[Start of The input]

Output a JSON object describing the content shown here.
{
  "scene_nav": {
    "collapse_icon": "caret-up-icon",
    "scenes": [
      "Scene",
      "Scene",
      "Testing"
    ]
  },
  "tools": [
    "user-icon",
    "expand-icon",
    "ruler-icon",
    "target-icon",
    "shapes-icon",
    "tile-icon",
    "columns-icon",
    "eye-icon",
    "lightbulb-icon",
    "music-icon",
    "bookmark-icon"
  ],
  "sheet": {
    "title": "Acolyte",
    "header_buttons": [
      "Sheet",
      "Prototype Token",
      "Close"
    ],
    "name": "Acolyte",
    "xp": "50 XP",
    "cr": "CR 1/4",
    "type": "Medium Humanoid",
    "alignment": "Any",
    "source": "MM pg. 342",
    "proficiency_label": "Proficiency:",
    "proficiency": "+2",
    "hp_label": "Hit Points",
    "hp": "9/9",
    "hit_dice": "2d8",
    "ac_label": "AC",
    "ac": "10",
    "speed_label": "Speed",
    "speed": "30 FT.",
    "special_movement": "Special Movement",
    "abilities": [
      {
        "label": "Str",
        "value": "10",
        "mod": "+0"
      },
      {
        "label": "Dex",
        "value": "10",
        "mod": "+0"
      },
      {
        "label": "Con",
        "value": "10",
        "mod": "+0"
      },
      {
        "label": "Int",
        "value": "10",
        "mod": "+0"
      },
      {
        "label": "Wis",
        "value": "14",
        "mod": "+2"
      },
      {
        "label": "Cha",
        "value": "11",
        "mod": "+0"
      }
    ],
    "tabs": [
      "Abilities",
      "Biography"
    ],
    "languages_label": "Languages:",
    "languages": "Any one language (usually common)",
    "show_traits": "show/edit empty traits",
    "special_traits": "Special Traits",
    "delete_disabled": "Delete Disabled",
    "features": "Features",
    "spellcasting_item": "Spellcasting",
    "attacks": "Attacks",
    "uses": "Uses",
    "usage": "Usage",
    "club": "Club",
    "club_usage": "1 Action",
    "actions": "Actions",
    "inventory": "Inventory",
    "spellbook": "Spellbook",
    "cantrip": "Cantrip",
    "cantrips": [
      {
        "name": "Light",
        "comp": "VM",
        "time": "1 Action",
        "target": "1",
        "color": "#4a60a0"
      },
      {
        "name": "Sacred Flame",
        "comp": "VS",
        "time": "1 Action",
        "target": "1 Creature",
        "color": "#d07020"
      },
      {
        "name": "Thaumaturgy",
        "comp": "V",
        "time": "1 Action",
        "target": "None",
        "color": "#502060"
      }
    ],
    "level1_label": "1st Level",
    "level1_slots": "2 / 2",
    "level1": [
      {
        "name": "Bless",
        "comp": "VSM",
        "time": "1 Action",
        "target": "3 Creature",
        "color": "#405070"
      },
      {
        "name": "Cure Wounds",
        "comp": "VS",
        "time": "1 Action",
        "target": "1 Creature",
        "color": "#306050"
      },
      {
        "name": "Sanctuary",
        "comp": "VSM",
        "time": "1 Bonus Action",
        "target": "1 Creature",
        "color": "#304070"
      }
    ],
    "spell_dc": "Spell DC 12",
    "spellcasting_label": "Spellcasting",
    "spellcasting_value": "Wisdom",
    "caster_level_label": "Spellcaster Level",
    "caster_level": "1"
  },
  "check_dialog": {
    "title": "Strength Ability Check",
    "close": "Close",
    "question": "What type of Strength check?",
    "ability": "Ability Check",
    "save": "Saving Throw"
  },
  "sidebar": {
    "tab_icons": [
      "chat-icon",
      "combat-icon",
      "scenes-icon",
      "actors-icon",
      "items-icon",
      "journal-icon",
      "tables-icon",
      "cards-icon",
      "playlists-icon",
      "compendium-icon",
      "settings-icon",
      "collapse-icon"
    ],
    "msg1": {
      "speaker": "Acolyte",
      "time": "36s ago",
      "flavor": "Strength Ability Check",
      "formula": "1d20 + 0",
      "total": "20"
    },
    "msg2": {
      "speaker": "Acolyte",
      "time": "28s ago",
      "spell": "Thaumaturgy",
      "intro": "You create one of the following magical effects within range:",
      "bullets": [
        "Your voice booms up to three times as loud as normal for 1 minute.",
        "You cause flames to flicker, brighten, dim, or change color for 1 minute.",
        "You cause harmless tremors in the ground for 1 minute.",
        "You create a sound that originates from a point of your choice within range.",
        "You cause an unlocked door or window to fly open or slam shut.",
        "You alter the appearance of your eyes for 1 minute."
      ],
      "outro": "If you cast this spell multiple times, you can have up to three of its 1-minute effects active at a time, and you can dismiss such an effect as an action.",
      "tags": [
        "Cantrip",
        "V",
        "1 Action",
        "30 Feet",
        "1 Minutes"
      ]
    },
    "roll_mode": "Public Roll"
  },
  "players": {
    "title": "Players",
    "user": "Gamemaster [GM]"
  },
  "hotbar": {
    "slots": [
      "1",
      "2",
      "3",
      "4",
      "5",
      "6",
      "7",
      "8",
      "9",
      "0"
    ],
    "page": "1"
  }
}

[End of The input]

■ Problem statement ■
Write the data from above out again, exactly.

■ Solution to this exercise ■
Output a JSON object describing the content shown here.
{
  "scene_nav": {
    "collapse_icon": "caret-up-icon",
    "scenes": [
      "Scene",
      "Scene",
      "Testing"
    ]
  },
  "tools": [
    "user-icon",
    "expand-icon",
    "ruler-icon",
    "target-icon",
    "shapes-icon",
    "tile-icon",
    "columns-icon",
    "eye-icon",
    "lightbulb-icon",
    "music-icon",
    "bookmark-icon"
  ],
  "sheet": {
    "title": "Acolyte",
    "header_buttons": [
      "Sheet",
      "Prototype Token",
      "Close"
    ],
    "name": "Acolyte",
    "xp": "50 XP",
    "cr": "CR 1/4",
    "type": "Medium Humanoid",
    "alignment": "Any",
    "source": "MM pg. 342",
    "proficiency_label": "Proficiency:",
    "proficiency": "+2",
    "hp_label": "Hit Points",
    "hp": "9/9",
    "hit_dice": "2d8",
    "ac_label": "AC",
    "ac": "10",
    "speed_label": "Speed",
    "speed": "30 FT.",
    "special_movement": "Special Movement",
    "abilities": [
      {
        "label": "Str",
        "value": "10",
        "mod": "+0"
      },
      {
        "label": "Dex",
        "value": "10",
        "mod": "+0"
      },
      {
        "label": "Con",
        "value": "10",
        "mod": "+0"
      },
      {
        "label": "Int",
        "value": "10",
        "mod": "+0"
      },
      {
        "label": "Wis",
        "value": "14",
        "mod": "+2"
      },
      {
        "label": "Cha",
        "value": "11",
        "mod": "+0"
      }
    ],
    "tabs": [
      "Abilities",
      "Biography"
    ],
    "languages_label": "Languages:",
    "languages": "Any one language (usually common)",
    "show_traits": "show/edit empty traits",
    "special_traits": "Special Traits",
    "delete_disabled": "Delete Disabled",
    "features": "Features",
    "spellcasting_item": "Spellcasting",
    "attacks": "Attacks",
    "uses": "Uses",
    "usage": "Usage",
    "club": "Club",
    "club_usage": "1 Action",
    "actions": "Actions",
    "inventory": "Inventory",
    "spellbook": "Spellbook",
    "cantrip": "Cantrip",
    "cantrips": [
      {
        "name": "Light",
        "comp": "VM",
        "time": "1 Action",
        "target": "1",
        "color": "#4a60a0"
      },
      {
        "name": "Sacred Flame",
        "comp": "VS",
        "time": "1 Action",
        "target": "1 Creature",
        "color": "#d07020"
      },
      {
        "name": "Thaumaturgy",
        "comp": "V",
        "time": "1 Action",
        "target": "None",
        "color": "#502060"
      }
    ],
    "level1_label": "1st Level",
    "level1_slots": "2 / 2",
    "level1": [
      {
        "name": "Bless",
        "comp": "VSM",
        "time": "1 Action",
        "target": "3 Creature",
        "color": "#405070"
      },
      {
        "name": "Cure Wounds",
        "comp": "VS",
        "time": "1 Action",
        "target": "1 Creature",
        "color": "#306050"
      },
      {
        "name": "Sanctuary",
        "comp": "VSM",
        "time": "1 Bonus Action",
        "target": "1 Creature",
        "color": "#304070"
      }
    ],
    "spell_dc": "Spell DC 12",
    "spellcasting_label": "Spellcasting",
    "spellcasting_value": "Wisdom",
    "caster_level_label": "Spellcaster Level",
    "caster_level": "1"
  },
  "check_dialog": {
    "title": "Strength Ability Check",
    "close": "Close",
    "question": "What type of Strength check?",
    "ability": "Ability Check",
    "save": "Saving Throw"
  },
  "sidebar": {
    "tab_icons": [
      "chat-icon",
      "combat-icon",
      "scenes-icon",
      "actors-icon",
      "items-icon",
      "journal-icon",
      "tables-icon",
      "cards-icon",
      "playlists-icon",
      "compendium-icon",
      "settings-icon",
      "collapse-icon"
    ],
    "msg1": {
      "speaker": "Acolyte",
      "time": "36s ago",
      "flavor": "Strength Ability Check",
      "formula": "1d20 + 0",
      "total": "20"
    },
    "msg2": {
      "speaker": "Acolyte",
      "time": "28s ago",
      "spell": "Thaumaturgy",
      "intro": "You create one of the following magical effects within range:",
      "bullets": [
        "Your voice booms up to three times as loud as normal for 1 minute.",
        "You cause flames to flicker, brighten, dim, or change color for 1 minute.",
        "You cause harmless tremors in the ground for 1 minute.",
        "You create a sound that originates from a point of your choice within range.",
        "You cause an unlocked door or window to fly open or slam shut.",
        "You alter the appearance of your eyes for 1 minute."
      ],
      "outro": "If you cast this spell multiple times, you can have up to three of its 1-minute effects active at a time, and you can dismiss such an effect as an action.",
      "tags": [
        "Cantrip",
        "V",
        "1 Action",
        "30 Feet",
        "1 Minutes"
      ]
    },
    "roll_mode": "Public Roll"
  },
  "players": {
    "title": "Players",
    "user": "Gamemaster [GM]"
  },
  "hotbar": {
    "slots": [
      "1",
      "2",
      "3",
      "4",
      "5",
      "6",
      "7",
      "8",
      "9",
      "0"
    ],
    "page": "1"
  }
}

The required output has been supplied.